• Task description: The entries below should be transcribed in their entirety, exactly as written.

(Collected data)
* Start *

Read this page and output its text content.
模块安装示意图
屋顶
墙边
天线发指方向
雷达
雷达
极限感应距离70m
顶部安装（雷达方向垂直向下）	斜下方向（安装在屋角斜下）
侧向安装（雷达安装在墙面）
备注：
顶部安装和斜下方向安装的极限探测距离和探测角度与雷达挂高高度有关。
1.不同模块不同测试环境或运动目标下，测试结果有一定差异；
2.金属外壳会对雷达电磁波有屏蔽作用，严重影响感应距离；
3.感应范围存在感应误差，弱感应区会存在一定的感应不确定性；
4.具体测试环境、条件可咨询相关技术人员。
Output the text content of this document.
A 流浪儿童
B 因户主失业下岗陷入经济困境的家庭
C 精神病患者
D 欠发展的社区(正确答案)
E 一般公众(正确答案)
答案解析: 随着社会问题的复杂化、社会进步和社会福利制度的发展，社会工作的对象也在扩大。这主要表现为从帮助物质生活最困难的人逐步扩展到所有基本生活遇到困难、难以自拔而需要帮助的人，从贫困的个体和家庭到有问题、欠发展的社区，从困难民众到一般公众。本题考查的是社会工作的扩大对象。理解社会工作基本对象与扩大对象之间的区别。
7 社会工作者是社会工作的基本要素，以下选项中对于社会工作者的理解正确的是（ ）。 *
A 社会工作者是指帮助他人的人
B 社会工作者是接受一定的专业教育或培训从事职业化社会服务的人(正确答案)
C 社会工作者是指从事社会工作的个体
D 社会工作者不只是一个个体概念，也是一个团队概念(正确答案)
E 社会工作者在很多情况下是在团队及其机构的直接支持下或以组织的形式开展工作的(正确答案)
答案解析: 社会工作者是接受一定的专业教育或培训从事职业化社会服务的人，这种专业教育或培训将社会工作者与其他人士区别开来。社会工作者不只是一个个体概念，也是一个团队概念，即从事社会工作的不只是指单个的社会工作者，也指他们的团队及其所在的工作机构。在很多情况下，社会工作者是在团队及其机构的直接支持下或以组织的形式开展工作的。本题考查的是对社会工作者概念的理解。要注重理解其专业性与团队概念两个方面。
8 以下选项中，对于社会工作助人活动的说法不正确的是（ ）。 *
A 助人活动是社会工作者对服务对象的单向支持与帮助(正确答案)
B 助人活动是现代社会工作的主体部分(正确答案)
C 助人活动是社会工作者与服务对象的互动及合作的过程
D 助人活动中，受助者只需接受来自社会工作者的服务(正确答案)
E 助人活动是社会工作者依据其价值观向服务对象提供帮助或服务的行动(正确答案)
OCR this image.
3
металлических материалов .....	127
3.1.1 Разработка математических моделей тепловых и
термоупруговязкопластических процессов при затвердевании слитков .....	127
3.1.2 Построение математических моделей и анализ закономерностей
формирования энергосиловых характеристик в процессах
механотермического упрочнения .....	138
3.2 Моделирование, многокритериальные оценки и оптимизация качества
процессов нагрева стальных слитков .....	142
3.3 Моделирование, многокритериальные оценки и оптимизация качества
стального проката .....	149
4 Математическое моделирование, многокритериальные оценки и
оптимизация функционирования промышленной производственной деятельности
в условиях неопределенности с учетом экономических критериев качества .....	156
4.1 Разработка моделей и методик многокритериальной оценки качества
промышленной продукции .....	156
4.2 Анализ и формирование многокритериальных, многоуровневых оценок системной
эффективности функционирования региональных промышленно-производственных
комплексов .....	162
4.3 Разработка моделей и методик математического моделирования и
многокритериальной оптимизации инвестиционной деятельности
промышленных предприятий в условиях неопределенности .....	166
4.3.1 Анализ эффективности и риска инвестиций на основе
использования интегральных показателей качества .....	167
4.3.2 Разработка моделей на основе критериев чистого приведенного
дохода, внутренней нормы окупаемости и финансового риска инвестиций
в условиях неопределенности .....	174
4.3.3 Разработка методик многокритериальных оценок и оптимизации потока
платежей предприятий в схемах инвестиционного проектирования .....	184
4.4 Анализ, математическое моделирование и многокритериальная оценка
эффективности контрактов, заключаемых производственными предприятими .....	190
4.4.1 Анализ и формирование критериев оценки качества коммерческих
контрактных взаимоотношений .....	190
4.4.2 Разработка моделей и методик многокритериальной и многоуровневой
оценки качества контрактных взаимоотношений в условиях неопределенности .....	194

* End *

• Output:
Read this page and output its text content.
模块安装示意图
屋顶
墙边
天线发指方向
雷达
雷达
极限感应距离70m
顶部安装（雷达方向垂直向下）	斜下方向（安装在屋角斜下）
侧向安装（雷达安装在墙面）
备注：
顶部安装和斜下方向安装的极限探测距离和探测角度与雷达挂高高度有关。
1.不同模块不同测试环境或运动目标下，测试结果有一定差异；
2.金属外壳会对雷达电磁波有屏蔽作用，严重影响感应距离；
3.感应范围存在感应误差，弱感应区会存在一定的感应不确定性；
4.具体测试环境、条件可咨询相关技术人员。
Output the text content of this document.
A 流浪儿童
B 因户主失业下岗陷入经济困境的家庭
C 精神病患者
D 欠发展的社区(正确答案)
E 一般公众(正确答案)
答案解析: 随着社会问题的复杂化、社会进步和社会福利制度的发展，社会工作的对象也在扩大。这主要表现为从帮助物质生活最困难的人逐步扩展到所有基本生活遇到困难、难以自拔而需要帮助的人，从贫困的个体和家庭到有问题、欠发展的社区，从困难民众到一般公众。本题考查的是社会工作的扩大对象。理解社会工作基本对象与扩大对象之间的区别。
7 社会工作者是社会工作的基本要素，以下选项中对于社会工作者的理解正确的是（ ）。 *
A 社会工作者是指帮助他人的人
B 社会工作者是接受一定的专业教育或培训从事职业化社会服务的人(正确答案)
C 社会工作者是指从事社会工作的个体
D 社会工作者不只是一个个体概念，也是一个团队概念(正确答案)
E 社会工作者在很多情况下是在团队及其机构的直接支持下或以组织的形式开展工作的(正确答案)
答案解析: 社会工作者是接受一定的专业教育或培训从事职业化社会服务的人，这种专业教育或培训将社会工作者与其他人士区别开来。社会工作者不只是一个个体概念，也是一个团队概念，即从事社会工作的不只是指单个的社会工作者，也指他们的团队及其所在的工作机构。在很多情况下，社会工作者是在团队及其机构的直接支持下或以组织的形式开展工作的。本题考查的是对社会工作者概念的理解。要注重理解其专业性与团队概念两个方面。
8 以下选项中，对于社会工作助人活动的说法不正确的是（ ）。 *
A 助人活动是社会工作者对服务对象的单向支持与帮助(正确答案)
B 助人活动是现代社会工作的主体部分(正确答案)
C 助人活动是社会工作者与服务对象的互动及合作的过程
D 助人活动中，受助者只需接受来自社会工作者的服务(正确答案)
E 助人活动是社会工作者依据其价值观向服务对象提供帮助或服务的行动(正确答案)
OCR this image.
3
металлических материалов .....	127
3.1.1 Разработка математических моделей тепловых и
термоупруговязкопластических процессов при затвердевании слитков .....	127
3.1.2 Построение математических моделей и анализ закономерностей
формирования энергосиловых характеристик в процессах
механотермического упрочнения .....	138
3.2 Моделирование, многокритериальные оценки и оптимизация качества
процессов нагрева стальных слитков .....	142
3.3 Моделирование, многокритериальные оценки и оптимизация качества
стального проката .....	149
4 Математическое моделирование, многокритериальные оценки и
оптимизация функционирования промышленной производственной деятельности
в условиях неопределенности с учетом экономических критериев качества .....	156
4.1 Разработка моделей и методик многокритериальной оценки качества
промышленной продукции .....	156
4.2 Анализ и формирование многокритериальных, многоуровневых оценок системной
эффективности функционирования региональных промышленно-производственных
комплексов .....	162
4.3 Разработка моделей и методик математического моделирования и
многокритериальной оптимизации инвестиционной деятельности
промышленных предприятий в условиях неопределенности .....	166
4.3.1 Анализ эффективности и риска инвестиций на основе
использования интегральных показателей качества .....	167
4.3.2 Разработка моделей на основе критериев чистого приведенного
дохода, внутренней нормы окупаемости и финансового риска инвестиций
в условиях неопределенности .....	174
4.3.3 Разработка методик многокритериальных оценок и оптимизации потока
платежей предприятий в схемах инвестиционного проектирования .....	184
4.4 Анализ, математическое моделирование и многокритериальная оценка
эффективности контрактов, заключаемых производственными предприятими .....	190
4.4.1 Анализ и формирование критериев оценки качества коммерческих
контрактных взаимоотношений .....	190
4.4.2 Разработка моделей и методик многокритериальной и многоуровневой
оценки качества контрактных взаимоотношений в условиях неопределенности .....	194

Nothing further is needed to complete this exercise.